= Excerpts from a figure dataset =
(begin)

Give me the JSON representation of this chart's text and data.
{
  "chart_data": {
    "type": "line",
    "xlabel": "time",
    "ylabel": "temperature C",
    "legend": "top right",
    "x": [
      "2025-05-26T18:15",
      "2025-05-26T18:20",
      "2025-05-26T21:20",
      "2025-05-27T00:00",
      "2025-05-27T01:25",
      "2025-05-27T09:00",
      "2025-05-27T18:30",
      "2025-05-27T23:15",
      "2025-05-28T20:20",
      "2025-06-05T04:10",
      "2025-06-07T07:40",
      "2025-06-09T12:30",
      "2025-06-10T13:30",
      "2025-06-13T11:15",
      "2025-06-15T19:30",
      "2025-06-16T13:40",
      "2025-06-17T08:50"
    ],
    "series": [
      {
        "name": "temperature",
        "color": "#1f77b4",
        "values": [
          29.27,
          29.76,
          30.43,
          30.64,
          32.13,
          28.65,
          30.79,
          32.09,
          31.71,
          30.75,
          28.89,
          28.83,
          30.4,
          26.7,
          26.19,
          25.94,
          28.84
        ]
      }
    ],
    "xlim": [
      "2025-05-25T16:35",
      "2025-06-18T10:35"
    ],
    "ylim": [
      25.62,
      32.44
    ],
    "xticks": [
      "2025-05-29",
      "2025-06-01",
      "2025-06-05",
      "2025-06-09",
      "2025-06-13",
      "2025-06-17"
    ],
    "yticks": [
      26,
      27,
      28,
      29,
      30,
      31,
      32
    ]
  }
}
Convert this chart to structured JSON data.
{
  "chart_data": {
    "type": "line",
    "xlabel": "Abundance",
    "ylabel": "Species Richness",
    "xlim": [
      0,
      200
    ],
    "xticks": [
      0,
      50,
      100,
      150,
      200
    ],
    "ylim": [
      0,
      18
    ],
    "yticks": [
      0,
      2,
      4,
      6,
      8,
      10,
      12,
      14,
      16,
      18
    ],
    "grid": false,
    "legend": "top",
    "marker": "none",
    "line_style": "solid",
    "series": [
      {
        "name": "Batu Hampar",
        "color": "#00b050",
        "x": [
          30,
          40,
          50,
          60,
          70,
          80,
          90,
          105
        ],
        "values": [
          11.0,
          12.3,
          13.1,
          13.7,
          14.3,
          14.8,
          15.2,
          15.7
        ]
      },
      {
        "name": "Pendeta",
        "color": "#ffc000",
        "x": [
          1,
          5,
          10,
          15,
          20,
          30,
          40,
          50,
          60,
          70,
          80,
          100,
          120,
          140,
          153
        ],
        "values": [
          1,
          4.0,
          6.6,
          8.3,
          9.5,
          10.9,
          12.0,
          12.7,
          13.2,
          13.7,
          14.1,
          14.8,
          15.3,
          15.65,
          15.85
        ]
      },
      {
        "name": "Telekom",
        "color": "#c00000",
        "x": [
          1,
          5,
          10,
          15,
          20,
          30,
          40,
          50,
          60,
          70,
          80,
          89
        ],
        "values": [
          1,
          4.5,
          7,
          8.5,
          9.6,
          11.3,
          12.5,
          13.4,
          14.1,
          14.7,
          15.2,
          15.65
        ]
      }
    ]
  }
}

(end)

= TASK DETAILS =
Return what is listed above, exactly and completely.

= WRITTEN SOLUTION =
Give me the JSON representation of this chart's text and data.
{
  "chart_data": {
    "type": "line",
    "xlabel": "time",
    "ylabel": "temperature C",
    "legend": "top right",
    "x": [
      "2025-05-26T18:15",
      "2025-05-26T18:20",
      "2025-05-26T21:20",
      "2025-05-27T00:00",
      "2025-05-27T01:25",
      "2025-05-27T09:00",
      "2025-05-27T18:30",
      "2025-05-27T23:15",
      "2025-05-28T20:20",
      "2025-06-05T04:10",
      "2025-06-07T07:40",
      "2025-06-09T12:30",
      "2025-06-10T13:30",
      "2025-06-13T11:15",
      "2025-06-15T19:30",
      "2025-06-16T13:40",
      "2025-06-17T08:50"
    ],
    "series": [
      {
        "name": "temperature",
        "color": "#1f77b4",
        "values": [
          29.27,
          29.76,
          30.43,
          30.64,
          32.13,
          28.65,
          30.79,
          32.09,
          31.71,
          30.75,
          28.89,
          28.83,
          30.4,
          26.7,
          26.19,
          25.94,
          28.84
        ]
      }
    ],
    "xlim": [
      "2025-05-25T16:35",
      "2025-06-18T10:35"
    ],
    "ylim": [
      25.62,
      32.44
    ],
    "xticks": [
      "2025-05-29",
      "2025-06-01",
      "2025-06-05",
      "2025-06-09",
      "2025-06-13",
      "2025-06-17"
    ],
    "yticks": [
      26,
      27,
      28,
      29,
      30,
      31,
      32
    ]
  }
}
Convert this chart to structured JSON data.
{
  "chart_data": {
    "type": "line",
    "xlabel": "Abundance",
    "ylabel": "Species Richness",
    "xlim": [
      0,
      200
    ],
    "xticks": [
      0,
      50,
      100,
      150,
      200
    ],
    "ylim": [
      0,
      18
    ],
    "yticks": [
      0,
      2,
      4,
      6,
      8,
      10,
      12,
      14,
      16,
      18
    ],
    "grid": false,
    "legend": "top",
    "marker": "none",
    "line_style": "solid",
    "series": [
      {
        "name": "Batu Hampar",
        "color": "#00b050",
        "x": [
          30,
          40,
          50,
          60,
          70,
          80,
          90,
          105
        ],
        "values": [
          11.0,
          12.3,
          13.1,
          13.7,
          14.3,
          14.8,
          15.2,
          15.7
        ]
      },
      {
        "name": "Pendeta",
        "color": "#ffc000",
        "x": [
          1,
          5,
          10,
          15,
          20,
          30,
          40,
          50,
          60,
          70,
          80,
          100,
          120,
          140,
          153
        ],
        "values": [
          1,
          4.0,
          6.6,
          8.3,
          9.5,
          10.9,
          12.0,
          12.7,
          13.2,
          13.7,
          14.1,
          14.8,
          15.3,
          15.65,
          15.85
        ]
      },
      {
        "name": "Telekom",
        "color": "#c00000",
        "x": [
          1,
          5,
          10,
          15,
          20,
          30,
          40,
          50,
          60,
          70,
          80,
          89
        ],
        "values": [
          1,
          4.5,
          7,
          8.5,
          9.6,
          11.3,
          12.5,
          13.4,
          14.1,
          14.7,
          15.2,
          15.65
        ]
      }
    ]
  }
}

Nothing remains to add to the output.